* [Do this]
Quote every entry word for word.

BEGIN Dataset rows

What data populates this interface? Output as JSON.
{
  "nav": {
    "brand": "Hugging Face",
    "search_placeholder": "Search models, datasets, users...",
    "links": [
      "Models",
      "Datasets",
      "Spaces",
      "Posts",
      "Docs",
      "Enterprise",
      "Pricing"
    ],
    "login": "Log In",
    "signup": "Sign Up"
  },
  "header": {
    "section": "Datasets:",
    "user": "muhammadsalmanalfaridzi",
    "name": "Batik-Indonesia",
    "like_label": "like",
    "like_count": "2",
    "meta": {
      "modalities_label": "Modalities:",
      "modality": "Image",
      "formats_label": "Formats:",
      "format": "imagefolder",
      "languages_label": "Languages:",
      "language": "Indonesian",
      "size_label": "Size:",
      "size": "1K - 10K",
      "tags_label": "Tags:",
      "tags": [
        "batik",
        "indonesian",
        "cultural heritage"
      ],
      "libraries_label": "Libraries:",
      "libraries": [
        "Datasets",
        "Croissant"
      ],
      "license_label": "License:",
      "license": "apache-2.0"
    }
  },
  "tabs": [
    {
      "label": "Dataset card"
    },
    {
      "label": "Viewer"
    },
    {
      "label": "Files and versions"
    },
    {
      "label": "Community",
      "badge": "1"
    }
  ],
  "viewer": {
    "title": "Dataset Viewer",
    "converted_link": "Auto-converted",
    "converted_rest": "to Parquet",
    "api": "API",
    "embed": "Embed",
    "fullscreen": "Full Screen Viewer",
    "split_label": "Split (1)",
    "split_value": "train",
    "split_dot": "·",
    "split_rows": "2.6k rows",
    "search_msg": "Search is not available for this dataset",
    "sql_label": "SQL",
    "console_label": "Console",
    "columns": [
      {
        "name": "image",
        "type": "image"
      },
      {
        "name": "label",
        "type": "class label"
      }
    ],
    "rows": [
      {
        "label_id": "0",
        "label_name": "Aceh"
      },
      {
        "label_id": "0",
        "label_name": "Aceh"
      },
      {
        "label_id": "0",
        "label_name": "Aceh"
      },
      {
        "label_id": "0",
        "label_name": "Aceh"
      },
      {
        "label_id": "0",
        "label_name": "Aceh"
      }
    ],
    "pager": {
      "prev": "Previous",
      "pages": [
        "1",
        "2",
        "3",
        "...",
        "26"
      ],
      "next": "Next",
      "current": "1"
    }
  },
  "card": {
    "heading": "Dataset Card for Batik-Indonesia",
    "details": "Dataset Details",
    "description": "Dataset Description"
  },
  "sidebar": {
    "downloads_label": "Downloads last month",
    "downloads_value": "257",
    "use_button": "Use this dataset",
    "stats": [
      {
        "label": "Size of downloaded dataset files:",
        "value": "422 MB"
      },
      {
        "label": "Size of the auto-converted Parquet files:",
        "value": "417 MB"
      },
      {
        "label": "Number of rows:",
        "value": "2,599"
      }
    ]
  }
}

END Dataset rows

* [Answer for this exercise]
What data populates this interface? Output as JSON.
{
  "nav": {
    "brand": "Hugging Face",
    "search_placeholder": "Search models, datasets, users...",
    "links": [
      "Models",
      "Datasets",
      "Spaces",
      "Posts",
      "Docs",
      "Enterprise",
      "Pricing"
    ],
    "login": "Log In",
    "signup": "Sign Up"
  },
  "header": {
    "section": "Datasets:",
    "user": "muhammadsalmanalfaridzi",
    "name": "Batik-Indonesia",
    "like_label": "like",
    "like_count": "2",
    "meta": {
      "modalities_label": "Modalities:",
      "modality": "Image",
      "formats_label": "Formats:",
      "format": "imagefolder",
      "languages_label": "Languages:",
      "language": "Indonesian",
      "size_label": "Size:",
      "size": "1K - 10K",
      "tags_label": "Tags:",
      "tags": [
        "batik",
        "indonesian",
        "cultural heritage"
      ],
      "libraries_label": "Libraries:",
      "libraries": [
        "Datasets",
        "Croissant"
      ],
      "license_label": "License:",
      "license": "apache-2.0"
    }
  },
  "tabs": [
    {
      "label": "Dataset card"
    },
    {
      "label": "Viewer"
    },
    {
      "label": "Files and versions"
    },
    {
      "label": "Community",
      "badge": "1"
    }
  ],
  "viewer": {
    "title": "Dataset Viewer",
    "converted_link": "Auto-converted",
    "converted_rest": "to Parquet",
    "api": "API",
    "embed": "Embed",
    "fullscreen": "Full Screen Viewer",
    "split_label": "Split (1)",
    "split_value": "train",
    "split_dot": "·",
    "split_rows": "2.6k rows",
    "search_msg": "Search is not available for this dataset",
    "sql_label": "SQL",
    "console_label": "Console",
    "columns": [
      {
        "name": "image",
        "type": "image"
      },
      {
        "name": "label",
        "type": "class label"
      }
    ],
    "rows": [
      {
        "label_id": "0",
        "label_name": "Aceh"
      },
      {
        "label_id": "0",
        "label_name": "Aceh"
      },
      {
        "label_id": "0",
        "label_name": "Aceh"
      },
      {
        "label_id": "0",
        "label_name": "Aceh"
      },
      {
        "label_id": "0",
        "label_name": "Aceh"
      }
    ],
    "pager": {
      "prev": "Previous",
      "pages": [
        "1",
        "2",
        "3",
        "...",
        "26"
      ],
      "next": "Next",
      "current": "1"
    }
  },
  "card": {
    "heading": "Dataset Card for Batik-Indonesia",
    "details": "Dataset Details",
    "description": "Dataset Description"
  },
  "sidebar": {
    "downloads_label": "Downloads last month",
    "downloads_value": "257",
    "use_button": "Use this dataset",
    "stats": [
      {
        "label": "Size of downloaded dataset files:",
        "value": "422 MB"
      },
      {
        "label": "Size of the auto-converted Parquet files:",
        "value": "417 MB"
      },
      {
        "label": "Number of rows:",
        "value": "2,599"
      }
    ]
  }
}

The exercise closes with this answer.